** START OF Recorded data **

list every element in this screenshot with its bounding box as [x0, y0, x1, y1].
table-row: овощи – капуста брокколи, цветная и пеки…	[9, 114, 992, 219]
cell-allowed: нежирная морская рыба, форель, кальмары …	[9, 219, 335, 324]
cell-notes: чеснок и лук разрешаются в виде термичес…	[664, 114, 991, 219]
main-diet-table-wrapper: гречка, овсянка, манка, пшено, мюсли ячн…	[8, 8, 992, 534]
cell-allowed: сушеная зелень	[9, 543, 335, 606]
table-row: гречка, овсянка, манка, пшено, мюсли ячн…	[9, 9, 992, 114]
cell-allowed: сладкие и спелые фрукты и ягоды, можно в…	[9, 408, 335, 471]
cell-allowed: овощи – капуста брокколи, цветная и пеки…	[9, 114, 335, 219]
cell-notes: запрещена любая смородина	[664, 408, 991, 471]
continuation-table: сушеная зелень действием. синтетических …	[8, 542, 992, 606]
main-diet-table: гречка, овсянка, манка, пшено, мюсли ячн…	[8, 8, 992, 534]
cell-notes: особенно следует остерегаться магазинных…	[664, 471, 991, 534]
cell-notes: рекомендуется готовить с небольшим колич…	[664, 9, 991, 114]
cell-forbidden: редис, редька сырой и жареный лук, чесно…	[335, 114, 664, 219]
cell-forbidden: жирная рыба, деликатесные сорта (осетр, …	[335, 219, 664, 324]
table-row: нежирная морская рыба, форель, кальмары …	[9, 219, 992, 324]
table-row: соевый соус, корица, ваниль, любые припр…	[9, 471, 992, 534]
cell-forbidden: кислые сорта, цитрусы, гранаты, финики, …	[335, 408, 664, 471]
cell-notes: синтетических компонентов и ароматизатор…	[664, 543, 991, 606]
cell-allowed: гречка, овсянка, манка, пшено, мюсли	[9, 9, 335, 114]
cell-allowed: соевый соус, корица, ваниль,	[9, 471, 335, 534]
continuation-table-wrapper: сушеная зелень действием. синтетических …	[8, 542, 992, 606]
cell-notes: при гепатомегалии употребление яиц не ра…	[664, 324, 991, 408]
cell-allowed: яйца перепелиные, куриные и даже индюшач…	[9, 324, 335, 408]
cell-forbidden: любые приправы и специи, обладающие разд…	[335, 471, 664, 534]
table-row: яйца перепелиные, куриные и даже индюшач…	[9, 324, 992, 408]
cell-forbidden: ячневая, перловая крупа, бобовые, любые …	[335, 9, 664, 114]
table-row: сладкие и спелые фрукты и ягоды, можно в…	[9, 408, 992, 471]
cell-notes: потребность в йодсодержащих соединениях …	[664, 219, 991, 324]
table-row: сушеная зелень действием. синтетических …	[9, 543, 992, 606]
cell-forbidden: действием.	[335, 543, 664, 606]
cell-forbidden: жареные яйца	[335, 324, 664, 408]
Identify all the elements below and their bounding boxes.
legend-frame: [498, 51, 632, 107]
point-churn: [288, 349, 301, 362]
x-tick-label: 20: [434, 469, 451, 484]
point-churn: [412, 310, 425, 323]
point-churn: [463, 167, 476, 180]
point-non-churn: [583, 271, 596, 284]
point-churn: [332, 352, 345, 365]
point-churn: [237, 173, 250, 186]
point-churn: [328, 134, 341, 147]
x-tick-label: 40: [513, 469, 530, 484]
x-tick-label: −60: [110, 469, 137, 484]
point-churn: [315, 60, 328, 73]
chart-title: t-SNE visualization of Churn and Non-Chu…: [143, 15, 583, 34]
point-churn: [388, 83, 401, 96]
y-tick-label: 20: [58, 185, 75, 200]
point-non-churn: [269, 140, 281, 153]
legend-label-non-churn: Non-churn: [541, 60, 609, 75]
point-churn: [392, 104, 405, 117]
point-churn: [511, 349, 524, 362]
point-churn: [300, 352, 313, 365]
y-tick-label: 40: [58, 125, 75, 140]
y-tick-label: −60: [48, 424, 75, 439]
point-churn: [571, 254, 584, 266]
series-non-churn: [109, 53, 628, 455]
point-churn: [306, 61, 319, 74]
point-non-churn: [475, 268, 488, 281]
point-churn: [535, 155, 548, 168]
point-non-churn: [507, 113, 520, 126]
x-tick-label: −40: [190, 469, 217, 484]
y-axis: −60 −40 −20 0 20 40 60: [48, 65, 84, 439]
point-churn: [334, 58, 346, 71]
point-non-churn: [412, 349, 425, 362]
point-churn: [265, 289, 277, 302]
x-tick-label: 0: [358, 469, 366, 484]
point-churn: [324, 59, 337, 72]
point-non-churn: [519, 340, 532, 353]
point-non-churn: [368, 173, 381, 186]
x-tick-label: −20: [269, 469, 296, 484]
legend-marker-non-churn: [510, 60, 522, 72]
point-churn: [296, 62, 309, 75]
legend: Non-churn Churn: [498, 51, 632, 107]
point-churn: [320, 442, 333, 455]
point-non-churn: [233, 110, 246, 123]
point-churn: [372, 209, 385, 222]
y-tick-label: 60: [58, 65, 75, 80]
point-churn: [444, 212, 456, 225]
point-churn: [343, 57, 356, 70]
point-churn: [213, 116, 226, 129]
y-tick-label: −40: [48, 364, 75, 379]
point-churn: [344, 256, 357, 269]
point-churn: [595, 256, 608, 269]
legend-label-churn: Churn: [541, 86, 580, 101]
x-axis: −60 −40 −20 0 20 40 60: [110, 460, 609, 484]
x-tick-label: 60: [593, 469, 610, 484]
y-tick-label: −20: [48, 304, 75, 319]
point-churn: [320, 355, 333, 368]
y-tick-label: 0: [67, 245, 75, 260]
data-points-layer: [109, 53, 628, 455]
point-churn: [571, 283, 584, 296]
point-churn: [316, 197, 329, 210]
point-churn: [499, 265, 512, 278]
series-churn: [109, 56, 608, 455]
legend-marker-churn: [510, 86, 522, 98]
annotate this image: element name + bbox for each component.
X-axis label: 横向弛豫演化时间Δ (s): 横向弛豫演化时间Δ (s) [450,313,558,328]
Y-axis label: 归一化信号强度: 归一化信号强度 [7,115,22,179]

** END OF Recorded data **

= Required work =
Copy all of the items above line for line, leaving every character unchanged.

= Exercise solution =
list every element in this screenshot with its bounding box as [x0, y0, x1, y1].
table-row: овощи – капуста брокколи, цветная и пеки…	[9, 114, 992, 219]
cell-allowed: нежирная морская рыба, форель, кальмары …	[9, 219, 335, 324]
cell-notes: чеснок и лук разрешаются в виде термичес…	[664, 114, 991, 219]
main-diet-table-wrapper: гречка, овсянка, манка, пшено, мюсли ячн…	[8, 8, 992, 534]
cell-allowed: сушеная зелень	[9, 543, 335, 606]
table-row: гречка, овсянка, манка, пшено, мюсли ячн…	[9, 9, 992, 114]
cell-allowed: сладкие и спелые фрукты и ягоды, можно в…	[9, 408, 335, 471]
cell-allowed: овощи – капуста брокколи, цветная и пеки…	[9, 114, 335, 219]
cell-notes: запрещена любая смородина	[664, 408, 991, 471]
continuation-table: сушеная зелень действием. синтетических …	[8, 542, 992, 606]
main-diet-table: гречка, овсянка, манка, пшено, мюсли ячн…	[8, 8, 992, 534]
cell-notes: особенно следует остерегаться магазинных…	[664, 471, 991, 534]
cell-notes: рекомендуется готовить с небольшим колич…	[664, 9, 991, 114]
cell-forbidden: редис, редька сырой и жареный лук, чесно…	[335, 114, 664, 219]
cell-forbidden: жирная рыба, деликатесные сорта (осетр, …	[335, 219, 664, 324]
table-row: нежирная морская рыба, форель, кальмары …	[9, 219, 992, 324]
table-row: соевый соус, корица, ваниль, любые припр…	[9, 471, 992, 534]
cell-forbidden: кислые сорта, цитрусы, гранаты, финики, …	[335, 408, 664, 471]
cell-notes: синтетических компонентов и ароматизатор…	[664, 543, 991, 606]
cell-allowed: гречка, овсянка, манка, пшено, мюсли	[9, 9, 335, 114]
cell-allowed: соевый соус, корица, ваниль,	[9, 471, 335, 534]
continuation-table-wrapper: сушеная зелень действием. синтетических …	[8, 542, 992, 606]
cell-notes: при гепатомегалии употребление яиц не ра…	[664, 324, 991, 408]
cell-allowed: яйца перепелиные, куриные и даже индюшач…	[9, 324, 335, 408]
cell-forbidden: любые приправы и специи, обладающие разд…	[335, 471, 664, 534]
table-row: яйца перепелиные, куриные и даже индюшач…	[9, 324, 992, 408]
cell-forbidden: ячневая, перловая крупа, бобовые, любые …	[335, 9, 664, 114]
table-row: сладкие и спелые фрукты и ягоды, можно в…	[9, 408, 992, 471]
cell-notes: потребность в йодсодержащих соединениях …	[664, 219, 991, 324]
table-row: сушеная зелень действием. синтетических …	[9, 543, 992, 606]
cell-forbidden: действием.	[335, 543, 664, 606]
cell-forbidden: жареные яйца	[335, 324, 664, 408]
Identify all the elements below and their bounding boxes.
legend-frame: [498, 51, 632, 107]
point-churn: [288, 349, 301, 362]
x-tick-label: 20: [434, 469, 451, 484]
point-churn: [412, 310, 425, 323]
point-churn: [463, 167, 476, 180]
point-non-churn: [583, 271, 596, 284]
point-churn: [332, 352, 345, 365]
point-churn: [237, 173, 250, 186]
point-churn: [328, 134, 341, 147]
x-tick-label: 40: [513, 469, 530, 484]
x-tick-label: −60: [110, 469, 137, 484]
point-churn: [315, 60, 328, 73]
chart-title: t-SNE visualization of Churn and Non-Chu…: [143, 15, 583, 34]
point-churn: [388, 83, 401, 96]
y-tick-label: 20: [58, 185, 75, 200]
point-non-churn: [269, 140, 281, 153]
legend-label-non-churn: Non-churn: [541, 60, 609, 75]
point-churn: [392, 104, 405, 117]
point-churn: [511, 349, 524, 362]
point-churn: [300, 352, 313, 365]
y-tick-label: 40: [58, 125, 75, 140]
y-tick-label: −60: [48, 424, 75, 439]
point-churn: [571, 254, 584, 266]
series-non-churn: [109, 53, 628, 455]
point-churn: [306, 61, 319, 74]
point-non-churn: [475, 268, 488, 281]
point-churn: [535, 155, 548, 168]
point-non-churn: [507, 113, 520, 126]
x-tick-label: −40: [190, 469, 217, 484]
y-axis: −60 −40 −20 0 20 40 60: [48, 65, 84, 439]
point-churn: [334, 58, 346, 71]
point-non-churn: [412, 349, 425, 362]
point-churn: [265, 289, 277, 302]
x-tick-label: 0: [358, 469, 366, 484]
point-churn: [324, 59, 337, 72]
point-non-churn: [519, 340, 532, 353]
point-non-churn: [368, 173, 381, 186]
x-tick-label: −20: [269, 469, 296, 484]
legend-marker-non-churn: [510, 60, 522, 72]
point-churn: [296, 62, 309, 75]
legend: Non-churn Churn: [498, 51, 632, 107]
point-churn: [320, 442, 333, 455]
point-non-churn: [233, 110, 246, 123]
point-churn: [372, 209, 385, 222]
y-tick-label: 60: [58, 65, 75, 80]
point-churn: [444, 212, 456, 225]
point-churn: [343, 57, 356, 70]
point-churn: [213, 116, 226, 129]
y-tick-label: −40: [48, 364, 75, 379]
point-churn: [344, 256, 357, 269]
point-churn: [595, 256, 608, 269]
legend-label-churn: Churn: [541, 86, 580, 101]
x-axis: −60 −40 −20 0 20 40 60: [110, 460, 609, 484]
x-tick-label: 60: [593, 469, 610, 484]
y-tick-label: −20: [48, 304, 75, 319]
point-churn: [320, 355, 333, 368]
y-tick-label: 0: [67, 245, 75, 260]
data-points-layer: [109, 53, 628, 455]
point-churn: [571, 283, 584, 296]
point-churn: [316, 197, 329, 210]
point-churn: [499, 265, 512, 278]
series-churn: [109, 56, 608, 455]
legend-marker-churn: [510, 86, 522, 98]
annotate this image: element name + bbox for each component.
X-axis label: 横向弛豫演化时间Δ (s): 横向弛豫演化时间Δ (s) [450,313,558,328]
Y-axis label: 归一化信号强度: 归一化信号强度 [7,115,22,179]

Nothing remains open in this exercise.